▶ [Entries supplied]:
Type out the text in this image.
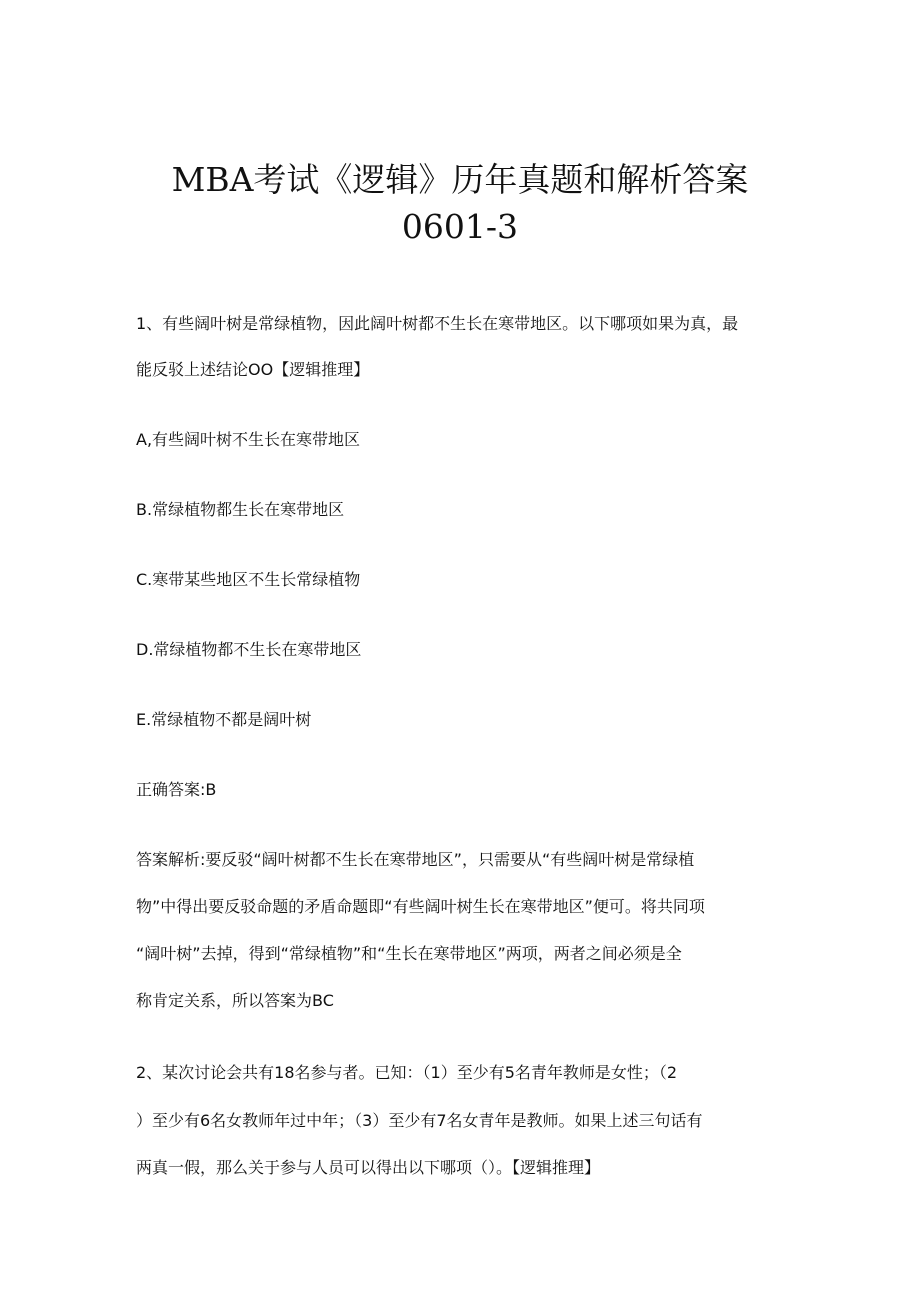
MBA考试《逻辑》历年真题和解析答案
0601-3
1、有些阔叶树是常绿植物，因此阔叶树都不生长在寒带地区。以下哪项如果为真，最
能反驳上述结论OO【逻辑推理】
A,有些阔叶树不生长在寒带地区
B.常绿植物都生长在寒带地区
C.寒带某些地区不生长常绿植物
D.常绿植物都不生长在寒带地区
E.常绿植物不都是阔叶树
正确答案:B
答案解析:要反驳“阔叶树都不生长在寒带地区”，只需要从“有些阔叶树是常绿植
物”中得出要反驳命题的矛盾命题即“有些阔叶树生长在寒带地区”便可。将共同项
“阔叶树”去掉，得到“常绿植物”和“生长在寒带地区”两项，两者之间必须是全
称肯定关系，所以答案为BC
2、某次讨论会共有18名参与者。已知：（1）至少有5名青年教师是女性；（2
）至少有6名女教师年过中年；（3）至少有7名女青年是教师。如果上述三句话有
两真一假，那么关于参与人员可以得出以下哪项（）。【逻辑推理】
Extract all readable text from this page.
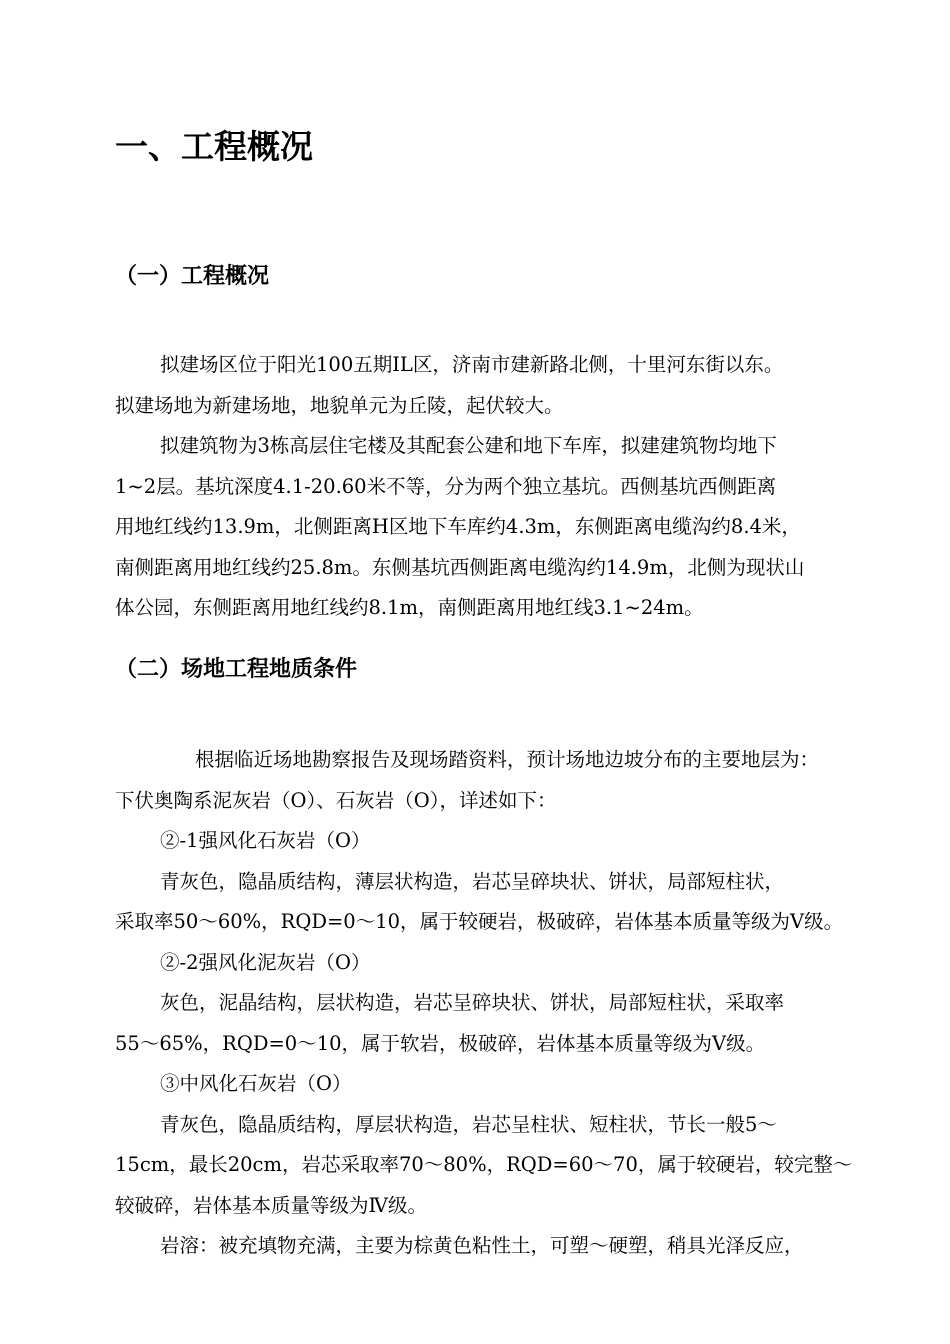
一、工程概况
（一）工程概况
拟建场区位于阳光100五期IL区，济南市建新路北侧，十里河东街以东。
拟建场地为新建场地，地貌单元为丘陵，起伏较大。
拟建筑物为3栋高层住宅楼及其配套公建和地下车库，拟建建筑物均地下
1~2层。基坑深度4.1-20.60米不等，分为两个独立基坑。西侧基坑西侧距离
用地红线约13.9m，北侧距离H区地下车库约4.3m，东侧距离电缆沟约8.4米，
南侧距离用地红线约25.8m。东侧基坑西侧距离电缆沟约14.9m，北侧为现状山
体公园，东侧距离用地红线约8.1m，南侧距离用地红线3.1~24m。
（二）场地工程地质条件
根据临近场地勘察报告及现场踏资料，预计场地边坡分布的主要地层为：
下伏奥陶系泥灰岩（O）、石灰岩（O），详述如下：
②-1强风化石灰岩（O）
青灰色，隐晶质结构，薄层状构造，岩芯呈碎块状、饼状，局部短柱状，
采取率50～60%，RQD=0～10，属于较硬岩，极破碎，岩体基本质量等级为Ⅴ级。
②-2强风化泥灰岩（O）
灰色，泥晶结构，层状构造，岩芯呈碎块状、饼状，局部短柱状，采取率
55～65%，RQD=0～10，属于软岩，极破碎，岩体基本质量等级为Ⅴ级。
③中风化石灰岩（O）
青灰色，隐晶质结构，厚层状构造，岩芯呈柱状、短柱状，节长一般5～
15cm，最长20cm，岩芯采取率70～80%，RQD=60～70，属于较硬岩，较完整～
较破碎，岩体基本质量等级为Ⅳ级。
岩溶：被充填物充满，主要为棕黄色粘性土，可塑～硬塑，稍具光泽反应，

▶ [Problem statement]: Without the pictures, write out all of the material exactly.

▶ [Response]:
Type out the text in this image.
MBA考试《逻辑》历年真题和解析答案
0601-3
1、有些阔叶树是常绿植物，因此阔叶树都不生长在寒带地区。以下哪项如果为真，最
能反驳上述结论OO【逻辑推理】
A,有些阔叶树不生长在寒带地区
B.常绿植物都生长在寒带地区
C.寒带某些地区不生长常绿植物
D.常绿植物都不生长在寒带地区
E.常绿植物不都是阔叶树
正确答案:B
答案解析:要反驳“阔叶树都不生长在寒带地区”，只需要从“有些阔叶树是常绿植
物”中得出要反驳命题的矛盾命题即“有些阔叶树生长在寒带地区”便可。将共同项
“阔叶树”去掉，得到“常绿植物”和“生长在寒带地区”两项，两者之间必须是全
称肯定关系，所以答案为BC
2、某次讨论会共有18名参与者。已知：（1）至少有5名青年教师是女性；（2
）至少有6名女教师年过中年；（3）至少有7名女青年是教师。如果上述三句话有
两真一假，那么关于参与人员可以得出以下哪项（）。【逻辑推理】
Extract all readable text from this page.
一、工程概况
（一）工程概况
拟建场区位于阳光100五期IL区，济南市建新路北侧，十里河东街以东。
拟建场地为新建场地，地貌单元为丘陵，起伏较大。
拟建筑物为3栋高层住宅楼及其配套公建和地下车库，拟建建筑物均地下
1~2层。基坑深度4.1-20.60米不等，分为两个独立基坑。西侧基坑西侧距离
用地红线约13.9m，北侧距离H区地下车库约4.3m，东侧距离电缆沟约8.4米，
南侧距离用地红线约25.8m。东侧基坑西侧距离电缆沟约14.9m，北侧为现状山
体公园，东侧距离用地红线约8.1m，南侧距离用地红线3.1~24m。
（二）场地工程地质条件
根据临近场地勘察报告及现场踏资料，预计场地边坡分布的主要地层为：
下伏奥陶系泥灰岩（O）、石灰岩（O），详述如下：
②-1强风化石灰岩（O）
青灰色，隐晶质结构，薄层状构造，岩芯呈碎块状、饼状，局部短柱状，
采取率50～60%，RQD=0～10，属于较硬岩，极破碎，岩体基本质量等级为Ⅴ级。
②-2强风化泥灰岩（O）
灰色，泥晶结构，层状构造，岩芯呈碎块状、饼状，局部短柱状，采取率
55～65%，RQD=0～10，属于软岩，极破碎，岩体基本质量等级为Ⅴ级。
③中风化石灰岩（O）
青灰色，隐晶质结构，厚层状构造，岩芯呈柱状、短柱状，节长一般5～
15cm，最长20cm，岩芯采取率70～80%，RQD=60～70，属于较硬岩，较完整～
较破碎，岩体基本质量等级为Ⅳ级。
岩溶：被充填物充满，主要为棕黄色粘性土，可塑～硬塑，稍具光泽反应，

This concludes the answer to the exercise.